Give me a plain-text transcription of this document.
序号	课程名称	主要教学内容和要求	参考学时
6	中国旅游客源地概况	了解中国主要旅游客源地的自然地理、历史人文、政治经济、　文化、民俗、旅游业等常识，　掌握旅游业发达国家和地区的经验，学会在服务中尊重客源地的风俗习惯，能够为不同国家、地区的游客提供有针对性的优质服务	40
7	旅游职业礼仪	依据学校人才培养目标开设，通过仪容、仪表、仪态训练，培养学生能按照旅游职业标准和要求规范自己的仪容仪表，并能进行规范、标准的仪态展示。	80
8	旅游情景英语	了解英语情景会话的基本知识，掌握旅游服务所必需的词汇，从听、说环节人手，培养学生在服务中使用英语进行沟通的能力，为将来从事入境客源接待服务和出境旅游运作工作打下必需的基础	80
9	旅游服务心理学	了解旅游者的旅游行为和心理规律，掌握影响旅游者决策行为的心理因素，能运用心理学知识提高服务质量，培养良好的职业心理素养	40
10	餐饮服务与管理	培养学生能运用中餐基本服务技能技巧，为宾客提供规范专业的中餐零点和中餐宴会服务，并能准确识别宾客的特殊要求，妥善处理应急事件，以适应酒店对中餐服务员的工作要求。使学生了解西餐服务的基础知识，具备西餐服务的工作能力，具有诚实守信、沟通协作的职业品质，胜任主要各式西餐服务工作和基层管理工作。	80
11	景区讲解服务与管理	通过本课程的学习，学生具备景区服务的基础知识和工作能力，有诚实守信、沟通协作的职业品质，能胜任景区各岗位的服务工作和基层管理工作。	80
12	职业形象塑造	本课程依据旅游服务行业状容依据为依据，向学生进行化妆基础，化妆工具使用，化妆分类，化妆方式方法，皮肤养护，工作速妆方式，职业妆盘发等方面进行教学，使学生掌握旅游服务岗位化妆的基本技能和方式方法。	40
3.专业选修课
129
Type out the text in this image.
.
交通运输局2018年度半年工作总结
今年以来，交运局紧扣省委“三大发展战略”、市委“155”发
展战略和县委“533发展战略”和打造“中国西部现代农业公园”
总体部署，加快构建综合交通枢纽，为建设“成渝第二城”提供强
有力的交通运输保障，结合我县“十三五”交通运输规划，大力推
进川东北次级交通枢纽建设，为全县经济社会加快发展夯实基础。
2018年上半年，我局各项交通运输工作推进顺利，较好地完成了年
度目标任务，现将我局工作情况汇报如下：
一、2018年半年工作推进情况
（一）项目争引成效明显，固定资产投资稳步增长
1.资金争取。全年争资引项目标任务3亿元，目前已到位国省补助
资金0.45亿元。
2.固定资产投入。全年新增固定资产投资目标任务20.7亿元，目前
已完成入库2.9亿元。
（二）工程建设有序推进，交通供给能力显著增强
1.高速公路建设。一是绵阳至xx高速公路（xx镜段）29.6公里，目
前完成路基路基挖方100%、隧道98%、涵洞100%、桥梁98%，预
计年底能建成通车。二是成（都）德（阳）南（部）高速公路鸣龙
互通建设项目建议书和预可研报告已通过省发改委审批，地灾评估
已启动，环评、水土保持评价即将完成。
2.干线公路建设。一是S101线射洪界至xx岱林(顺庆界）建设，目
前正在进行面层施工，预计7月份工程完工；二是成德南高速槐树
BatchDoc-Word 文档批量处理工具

--*--

REQUEST
Copy every line of the listing containing the string "this".

OUTPUT OF THE EXERCISE
Give me a plain-text transcription of this document.
Type out the text in this image.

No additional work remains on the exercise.